**Instructions for the task**:
Would you transcribe all of the data exactly, down to the last character?

**Entries shown**:
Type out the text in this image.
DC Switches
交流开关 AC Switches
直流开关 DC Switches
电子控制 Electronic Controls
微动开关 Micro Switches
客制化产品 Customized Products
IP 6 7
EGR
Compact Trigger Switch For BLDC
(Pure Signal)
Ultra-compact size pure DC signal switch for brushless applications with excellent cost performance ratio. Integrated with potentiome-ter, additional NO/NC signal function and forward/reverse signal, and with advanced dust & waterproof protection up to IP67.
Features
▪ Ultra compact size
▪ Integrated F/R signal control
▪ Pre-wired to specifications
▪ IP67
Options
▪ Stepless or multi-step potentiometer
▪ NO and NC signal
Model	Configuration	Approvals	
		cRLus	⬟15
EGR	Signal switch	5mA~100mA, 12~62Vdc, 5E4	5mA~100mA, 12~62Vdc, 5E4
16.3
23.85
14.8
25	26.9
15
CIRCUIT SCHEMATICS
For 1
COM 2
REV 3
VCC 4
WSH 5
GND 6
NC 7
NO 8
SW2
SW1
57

**The response**:
Type out the text in this image.
DC Switches
交流开关 AC Switches
直流开关 DC Switches
电子控制 Electronic Controls
微动开关 Micro Switches
客制化产品 Customized Products
IP 6 7
EGR
Compact Trigger Switch For BLDC
(Pure Signal)
Ultra-compact size pure DC signal switch for brushless applications with excellent cost performance ratio. Integrated with potentiome-ter, additional NO/NC signal function and forward/reverse signal, and with advanced dust & waterproof protection up to IP67.
Features
▪ Ultra compact size
▪ Integrated F/R signal control
▪ Pre-wired to specifications
▪ IP67
Options
▪ Stepless or multi-step potentiometer
▪ NO and NC signal
Model	Configuration	Approvals	
		cRLus	⬟15
EGR	Signal switch	5mA~100mA, 12~62Vdc, 5E4	5mA~100mA, 12~62Vdc, 5E4
16.3
23.85
14.8
25	26.9
15
CIRCUIT SCHEMATICS
For 1
COM 2
REV 3
VCC 4
WSH 5
GND 6
NC 7
NO 8
SW2
SW1
57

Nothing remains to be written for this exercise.